Stated problem: Copy the records below exactly, leaving out every picture.

Source material:
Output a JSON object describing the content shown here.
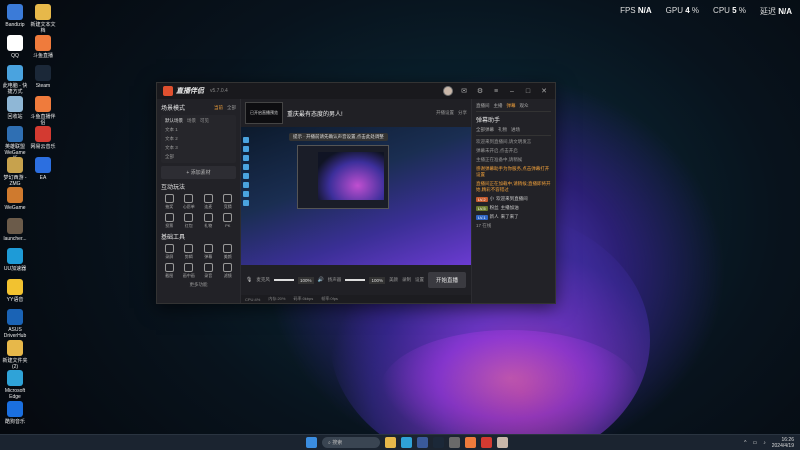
{
  "overlay": {
    "fps_label": "FPS",
    "fps_value": "N/A",
    "gpu_label": "GPU",
    "gpu_value": "4",
    "gpu_unit": "%",
    "cpu_label": "CPU",
    "cpu_value": "5",
    "cpu_unit": "%",
    "latency_label": "延迟",
    "latency_value": "N/A"
  },
  "desktop": [
    {
      "label": "Bandizip",
      "color": "#3b7bd8"
    },
    {
      "label": "QQ",
      "color": "#ffffff"
    },
    {
      "label": "此电脑 - 快捷方式",
      "color": "#4aa3df"
    },
    {
      "label": "回收站",
      "color": "#8fb7d6"
    },
    {
      "label": "英雄联盟WeGame版",
      "color": "#2f6fb3"
    },
    {
      "label": "梦幻西游 - ZMG",
      "color": "#c7a24d"
    },
    {
      "label": "WeGame",
      "color": "#cf7a2e"
    },
    {
      "label": "launcher...",
      "color": "#6b5b4a"
    },
    {
      "label": "UU加速器",
      "color": "#1e9bd7"
    },
    {
      "label": "YY语音",
      "color": "#f2c230"
    },
    {
      "label": "ASUS DriverHub",
      "color": "#1a63b5"
    },
    {
      "label": "新建文件夹 (2)",
      "color": "#e7b84a"
    },
    {
      "label": "Microsoft Edge",
      "color": "#2fa3d8"
    },
    {
      "label": "酷狗音乐",
      "color": "#1a6fe0"
    }
  ],
  "desktop2": [
    {
      "label": "新建文本文档",
      "color": "#e7b84a"
    },
    {
      "label": "斗鱼直播",
      "color": "#ef7b3c"
    },
    {
      "label": "Steam",
      "color": "#1b2838"
    },
    {
      "label": "斗鱼直播伴侣",
      "color": "#ef7b3c"
    },
    {
      "label": "网易云音乐",
      "color": "#d33a31"
    },
    {
      "label": "EA",
      "color": "#2c6fe0"
    }
  ],
  "app": {
    "name": "直播伴侣",
    "version": "v5.7.0.4",
    "room_title": "重庆最有态度的男人!",
    "live_btn": "开播设置",
    "share_btn": "分享",
    "clip_btn": "已开启直播预览",
    "scene_label": "场景模式",
    "tab_current": "当前",
    "tab_all": "全部",
    "scenes_header": "默认场景",
    "sub_tabs": [
      "场景",
      "可见"
    ],
    "sources": [
      "文本 1",
      "文本 2",
      "文本 3"
    ],
    "all_label": "全部",
    "add_source": "+ 添加素材",
    "interact_title": "互动玩法",
    "interact_items": [
      "抽奖",
      "心愿单",
      "连麦",
      "竞猜",
      "投票",
      "红包",
      "礼物",
      "PK"
    ],
    "tools_title": "基础工具",
    "tool_items": [
      "录屏",
      "剪辑",
      "弹幕",
      "美颜",
      "截图",
      "画中画",
      "录音",
      "滤镜"
    ],
    "more": "更多功能",
    "tip": "提示 · 开播前请先确认声音设置,点击此处调整",
    "mic": "麦克风",
    "speaker": "扬声器",
    "vol1": "100%",
    "vol2": "100%",
    "record": "录制",
    "beauty": "美颜",
    "settings": "设置",
    "go_live": "开始直播",
    "status_items": [
      "CPU:4%",
      "内存:20%",
      "码率:0kbps",
      "帧率:0fps"
    ],
    "right_tabs": [
      "直播间",
      "主播",
      "观众"
    ],
    "right_tab_active": "弹幕",
    "right_title": "弹幕助手",
    "right_sub": [
      "全部弹幕",
      "礼物",
      "进场"
    ],
    "notices": [
      "欢迎来到直播间,请文明发言",
      "弹幕未开启,点击开启",
      "主播正在准备中,请稍候"
    ],
    "highlight": "感谢弹幕助手为你服务,点击弹幕打开设置",
    "yellow_msg": "直播间正在加载中,请稍候;直播即将开始,精彩不容错过",
    "chats": [
      {
        "badge": "LV.2",
        "name": "小",
        "text": "欢迎来到直播间"
      },
      {
        "badge": "LV.5",
        "name": "粉丝",
        "text": "主播加油"
      },
      {
        "badge": "LV.1",
        "name": "新人",
        "text": "来了来了"
      }
    ],
    "online": "17 在线"
  },
  "taskbar": {
    "search": "搜索",
    "time": "16:26",
    "date": "2024/4/19"
  }
}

Complete response:
Output a JSON object describing the content shown here.
{
  "overlay": {
    "fps_label": "FPS",
    "fps_value": "N/A",
    "gpu_label": "GPU",
    "gpu_value": "4",
    "gpu_unit": "%",
    "cpu_label": "CPU",
    "cpu_value": "5",
    "cpu_unit": "%",
    "latency_label": "延迟",
    "latency_value": "N/A"
  },
  "desktop": [
    {
      "label": "Bandizip",
      "color": "#3b7bd8"
    },
    {
      "label": "QQ",
      "color": "#ffffff"
    },
    {
      "label": "此电脑 - 快捷方式",
      "color": "#4aa3df"
    },
    {
      "label": "回收站",
      "color": "#8fb7d6"
    },
    {
      "label": "英雄联盟WeGame版",
      "color": "#2f6fb3"
    },
    {
      "label": "梦幻西游 - ZMG",
      "color": "#c7a24d"
    },
    {
      "label": "WeGame",
      "color": "#cf7a2e"
    },
    {
      "label": "launcher...",
      "color": "#6b5b4a"
    },
    {
      "label": "UU加速器",
      "color": "#1e9bd7"
    },
    {
      "label": "YY语音",
      "color": "#f2c230"
    },
    {
      "label": "ASUS DriverHub",
      "color": "#1a63b5"
    },
    {
      "label": "新建文件夹 (2)",
      "color": "#e7b84a"
    },
    {
      "label": "Microsoft Edge",
      "color": "#2fa3d8"
    },
    {
      "label": "酷狗音乐",
      "color": "#1a6fe0"
    }
  ],
  "desktop2": [
    {
      "label": "新建文本文档",
      "color": "#e7b84a"
    },
    {
      "label": "斗鱼直播",
      "color": "#ef7b3c"
    },
    {
      "label": "Steam",
      "color": "#1b2838"
    },
    {
      "label": "斗鱼直播伴侣",
      "color": "#ef7b3c"
    },
    {
      "label": "网易云音乐",
      "color": "#d33a31"
    },
    {
      "label": "EA",
      "color": "#2c6fe0"
    }
  ],
  "app": {
    "name": "直播伴侣",
    "version": "v5.7.0.4",
    "room_title": "重庆最有态度的男人!",
    "live_btn": "开播设置",
    "share_btn": "分享",
    "clip_btn": "已开启直播预览",
    "scene_label": "场景模式",
    "tab_current": "当前",
    "tab_all": "全部",
    "scenes_header": "默认场景",
    "sub_tabs": [
      "场景",
      "可见"
    ],
    "sources": [
      "文本 1",
      "文本 2",
      "文本 3"
    ],
    "all_label": "全部",
    "add_source": "+ 添加素材",
    "interact_title": "互动玩法",
    "interact_items": [
      "抽奖",
      "心愿单",
      "连麦",
      "竞猜",
      "投票",
      "红包",
      "礼物",
      "PK"
    ],
    "tools_title": "基础工具",
    "tool_items": [
      "录屏",
      "剪辑",
      "弹幕",
      "美颜",
      "截图",
      "画中画",
      "录音",
      "滤镜"
    ],
    "more": "更多功能",
    "tip": "提示 · 开播前请先确认声音设置,点击此处调整",
    "mic": "麦克风",
    "speaker": "扬声器",
    "vol1": "100%",
    "vol2": "100%",
    "record": "录制",
    "beauty": "美颜",
    "settings": "设置",
    "go_live": "开始直播",
    "status_items": [
      "CPU:4%",
      "内存:20%",
      "码率:0kbps",
      "帧率:0fps"
    ],
    "right_tabs": [
      "直播间",
      "主播",
      "观众"
    ],
    "right_tab_active": "弹幕",
    "right_title": "弹幕助手",
    "right_sub": [
      "全部弹幕",
      "礼物",
      "进场"
    ],
    "notices": [
      "欢迎来到直播间,请文明发言",
      "弹幕未开启,点击开启",
      "主播正在准备中,请稍候"
    ],
    "highlight": "感谢弹幕助手为你服务,点击弹幕打开设置",
    "yellow_msg": "直播间正在加载中,请稍候;直播即将开始,精彩不容错过",
    "chats": [
      {
        "badge": "LV.2",
        "name": "小",
        "text": "欢迎来到直播间"
      },
      {
        "badge": "LV.5",
        "name": "粉丝",
        "text": "主播加油"
      },
      {
        "badge": "LV.1",
        "name": "新人",
        "text": "来了来了"
      }
    ],
    "online": "17 在线"
  },
  "taskbar": {
    "search": "搜索",
    "time": "16:26",
    "date": "2024/4/19"
  }
}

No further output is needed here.